-- START OF Material supplied --

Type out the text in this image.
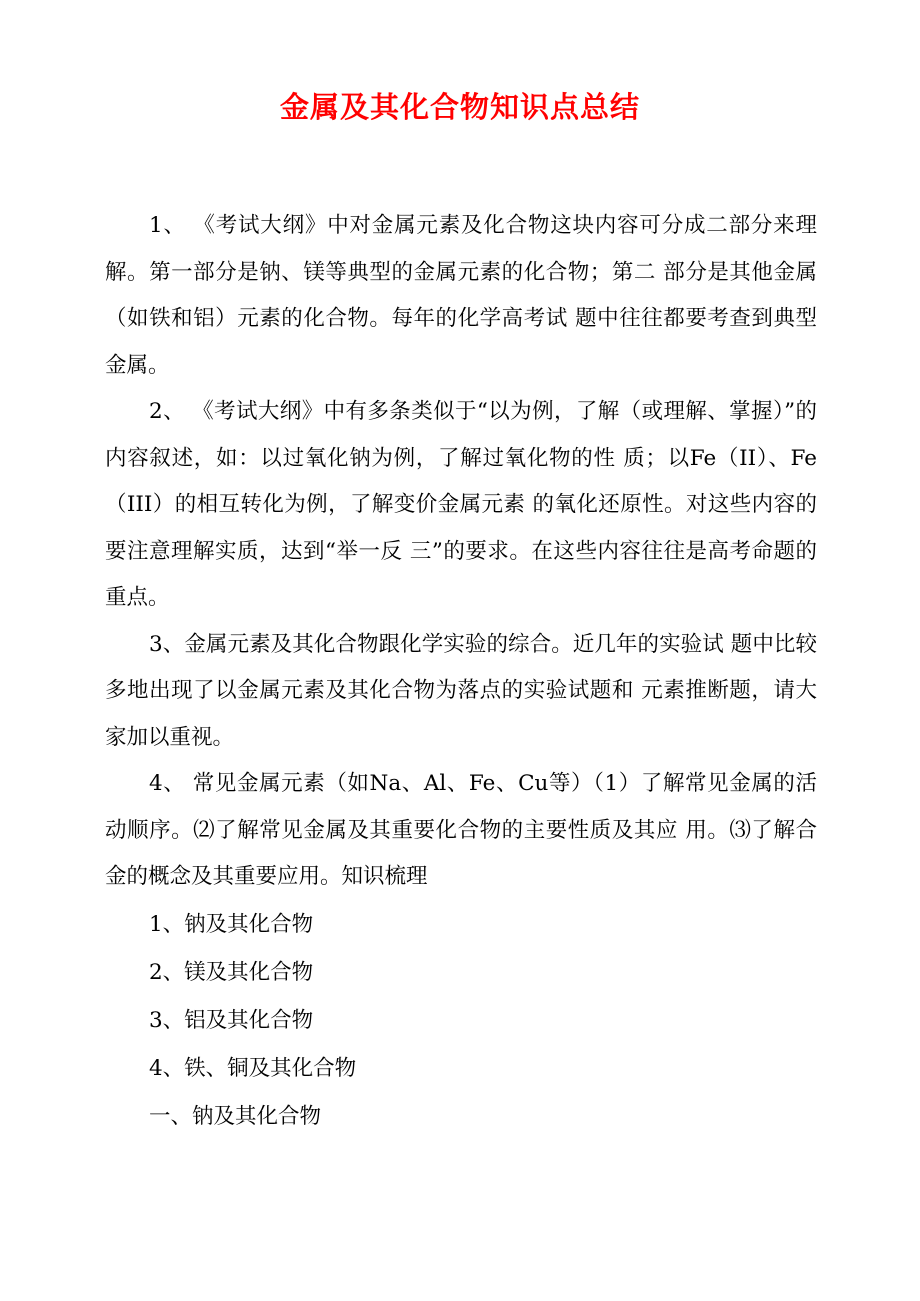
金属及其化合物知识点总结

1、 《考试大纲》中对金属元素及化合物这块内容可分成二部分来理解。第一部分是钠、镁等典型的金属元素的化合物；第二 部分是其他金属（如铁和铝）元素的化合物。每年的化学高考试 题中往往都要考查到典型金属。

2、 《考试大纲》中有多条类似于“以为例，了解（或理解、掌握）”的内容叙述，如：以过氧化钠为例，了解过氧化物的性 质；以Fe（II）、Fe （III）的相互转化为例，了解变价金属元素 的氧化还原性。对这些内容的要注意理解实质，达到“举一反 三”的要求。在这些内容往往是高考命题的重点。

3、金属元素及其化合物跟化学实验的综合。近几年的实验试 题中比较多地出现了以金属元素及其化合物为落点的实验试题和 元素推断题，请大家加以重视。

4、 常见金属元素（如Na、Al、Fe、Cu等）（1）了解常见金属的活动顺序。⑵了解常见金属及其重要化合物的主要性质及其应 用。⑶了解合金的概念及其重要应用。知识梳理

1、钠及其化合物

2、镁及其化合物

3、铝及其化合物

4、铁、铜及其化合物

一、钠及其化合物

-- END OF Material supplied --
-- START OF Material supplied --

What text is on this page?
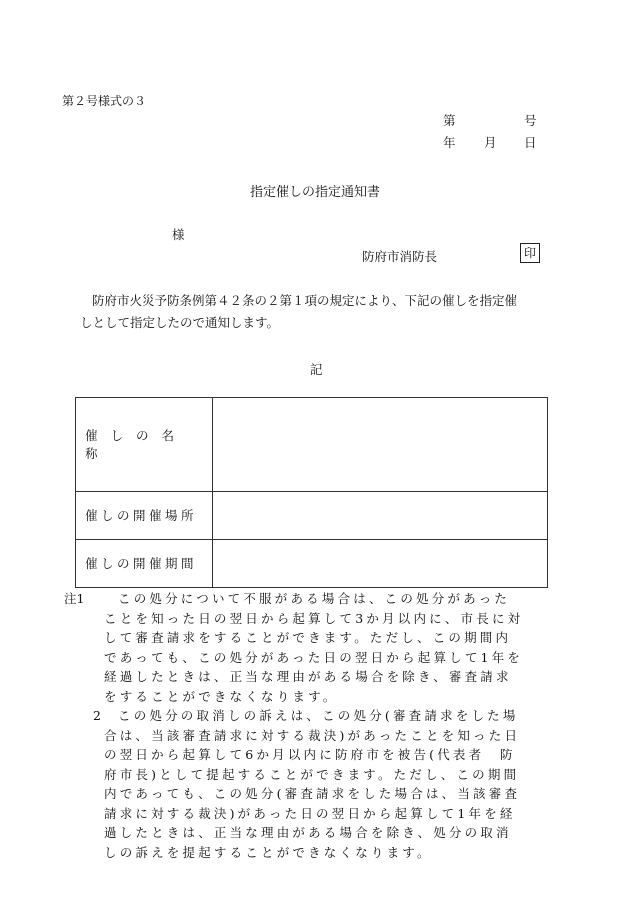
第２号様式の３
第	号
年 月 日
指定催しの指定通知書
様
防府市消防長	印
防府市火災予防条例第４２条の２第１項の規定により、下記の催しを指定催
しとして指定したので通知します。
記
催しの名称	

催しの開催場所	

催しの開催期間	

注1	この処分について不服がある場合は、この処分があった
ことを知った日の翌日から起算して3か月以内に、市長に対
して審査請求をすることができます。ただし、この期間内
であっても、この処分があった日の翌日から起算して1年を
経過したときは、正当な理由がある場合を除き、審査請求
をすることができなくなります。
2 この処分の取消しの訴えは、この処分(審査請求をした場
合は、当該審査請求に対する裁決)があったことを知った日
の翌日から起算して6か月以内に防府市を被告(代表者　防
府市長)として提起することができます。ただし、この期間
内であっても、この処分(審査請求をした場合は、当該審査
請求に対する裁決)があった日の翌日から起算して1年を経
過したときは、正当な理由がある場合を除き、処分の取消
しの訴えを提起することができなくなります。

-- END OF Material supplied --

Instruction:
What is the number of lines in the records above that include the word "this"? Reply with that number and nothing more.

Written answer:
2